### Material for this task
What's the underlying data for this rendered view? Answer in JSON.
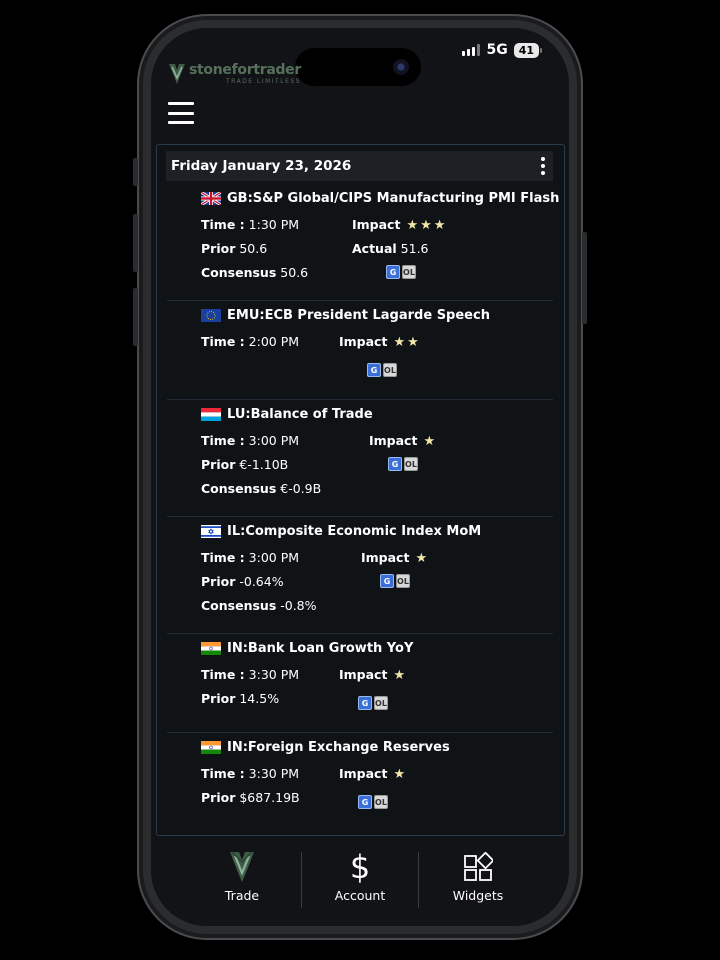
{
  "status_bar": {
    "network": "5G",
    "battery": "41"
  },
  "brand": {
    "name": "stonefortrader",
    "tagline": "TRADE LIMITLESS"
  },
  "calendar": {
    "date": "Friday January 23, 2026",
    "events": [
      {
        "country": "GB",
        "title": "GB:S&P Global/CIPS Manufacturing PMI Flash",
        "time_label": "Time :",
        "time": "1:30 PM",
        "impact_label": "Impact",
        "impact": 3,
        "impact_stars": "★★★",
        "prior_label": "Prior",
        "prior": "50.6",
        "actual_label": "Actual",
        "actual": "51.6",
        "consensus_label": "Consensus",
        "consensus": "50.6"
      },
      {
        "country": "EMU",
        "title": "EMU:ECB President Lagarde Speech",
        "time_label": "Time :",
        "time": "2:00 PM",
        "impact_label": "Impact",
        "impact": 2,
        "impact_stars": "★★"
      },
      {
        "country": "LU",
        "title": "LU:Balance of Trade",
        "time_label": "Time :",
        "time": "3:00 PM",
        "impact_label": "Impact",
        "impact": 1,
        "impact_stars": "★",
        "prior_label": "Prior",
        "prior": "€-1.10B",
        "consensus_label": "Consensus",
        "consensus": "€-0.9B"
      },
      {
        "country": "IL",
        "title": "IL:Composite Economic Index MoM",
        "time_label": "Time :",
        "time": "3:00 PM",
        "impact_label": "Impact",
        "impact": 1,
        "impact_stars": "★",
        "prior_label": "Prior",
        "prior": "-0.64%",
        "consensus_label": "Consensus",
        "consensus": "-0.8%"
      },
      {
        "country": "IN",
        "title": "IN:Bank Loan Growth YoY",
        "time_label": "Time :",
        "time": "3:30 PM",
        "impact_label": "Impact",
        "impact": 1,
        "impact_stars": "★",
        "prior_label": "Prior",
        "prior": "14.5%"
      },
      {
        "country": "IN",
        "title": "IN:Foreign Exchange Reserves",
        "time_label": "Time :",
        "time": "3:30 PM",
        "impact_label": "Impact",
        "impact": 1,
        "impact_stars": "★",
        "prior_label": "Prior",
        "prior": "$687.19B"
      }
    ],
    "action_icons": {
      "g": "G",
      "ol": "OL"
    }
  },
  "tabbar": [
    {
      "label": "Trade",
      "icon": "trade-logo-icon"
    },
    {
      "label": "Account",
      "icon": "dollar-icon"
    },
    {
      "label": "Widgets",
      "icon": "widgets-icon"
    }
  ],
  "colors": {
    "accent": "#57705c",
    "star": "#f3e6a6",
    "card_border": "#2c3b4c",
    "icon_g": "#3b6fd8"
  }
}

* * *

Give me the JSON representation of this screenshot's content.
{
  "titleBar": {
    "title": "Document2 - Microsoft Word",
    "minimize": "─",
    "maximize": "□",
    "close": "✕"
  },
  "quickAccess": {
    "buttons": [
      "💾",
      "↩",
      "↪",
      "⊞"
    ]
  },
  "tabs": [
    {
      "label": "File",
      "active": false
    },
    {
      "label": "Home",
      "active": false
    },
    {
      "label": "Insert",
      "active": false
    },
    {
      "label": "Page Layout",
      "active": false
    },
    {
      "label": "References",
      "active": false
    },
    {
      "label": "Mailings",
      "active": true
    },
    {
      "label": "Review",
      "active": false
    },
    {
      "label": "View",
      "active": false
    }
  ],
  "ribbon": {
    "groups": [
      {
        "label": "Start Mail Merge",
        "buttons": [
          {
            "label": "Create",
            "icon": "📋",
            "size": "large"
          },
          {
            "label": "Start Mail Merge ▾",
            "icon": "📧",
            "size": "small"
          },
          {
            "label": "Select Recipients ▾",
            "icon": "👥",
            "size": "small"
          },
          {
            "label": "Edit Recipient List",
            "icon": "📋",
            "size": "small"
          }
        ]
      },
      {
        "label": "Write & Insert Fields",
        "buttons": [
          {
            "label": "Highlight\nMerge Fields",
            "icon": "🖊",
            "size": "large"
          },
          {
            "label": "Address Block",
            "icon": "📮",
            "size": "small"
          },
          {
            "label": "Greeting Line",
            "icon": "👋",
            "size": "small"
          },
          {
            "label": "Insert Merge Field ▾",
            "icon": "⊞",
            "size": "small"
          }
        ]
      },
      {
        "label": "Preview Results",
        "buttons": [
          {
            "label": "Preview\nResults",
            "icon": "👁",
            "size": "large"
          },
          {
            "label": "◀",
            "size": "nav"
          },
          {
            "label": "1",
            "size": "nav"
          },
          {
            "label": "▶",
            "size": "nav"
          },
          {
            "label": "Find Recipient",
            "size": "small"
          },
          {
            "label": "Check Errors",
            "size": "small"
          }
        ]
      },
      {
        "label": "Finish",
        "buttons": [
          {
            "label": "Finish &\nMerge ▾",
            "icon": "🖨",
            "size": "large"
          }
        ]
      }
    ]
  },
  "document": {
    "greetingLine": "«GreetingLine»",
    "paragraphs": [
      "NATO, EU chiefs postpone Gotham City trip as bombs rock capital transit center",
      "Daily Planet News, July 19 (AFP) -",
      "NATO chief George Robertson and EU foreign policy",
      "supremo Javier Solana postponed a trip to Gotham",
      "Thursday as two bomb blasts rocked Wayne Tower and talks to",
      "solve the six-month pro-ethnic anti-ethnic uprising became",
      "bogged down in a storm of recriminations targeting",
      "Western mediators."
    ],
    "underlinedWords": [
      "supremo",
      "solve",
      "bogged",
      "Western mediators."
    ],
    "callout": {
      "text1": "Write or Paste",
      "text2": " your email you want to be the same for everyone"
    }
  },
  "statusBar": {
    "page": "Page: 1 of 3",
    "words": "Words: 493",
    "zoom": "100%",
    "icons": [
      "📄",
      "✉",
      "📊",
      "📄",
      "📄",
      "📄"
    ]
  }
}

### Exercise task
Each line that holds the word "nMerge" is to be copied.

### Solution
            "label": "Highlight\nMerge Fields",
            "label": "Finish &\nMerge ▾",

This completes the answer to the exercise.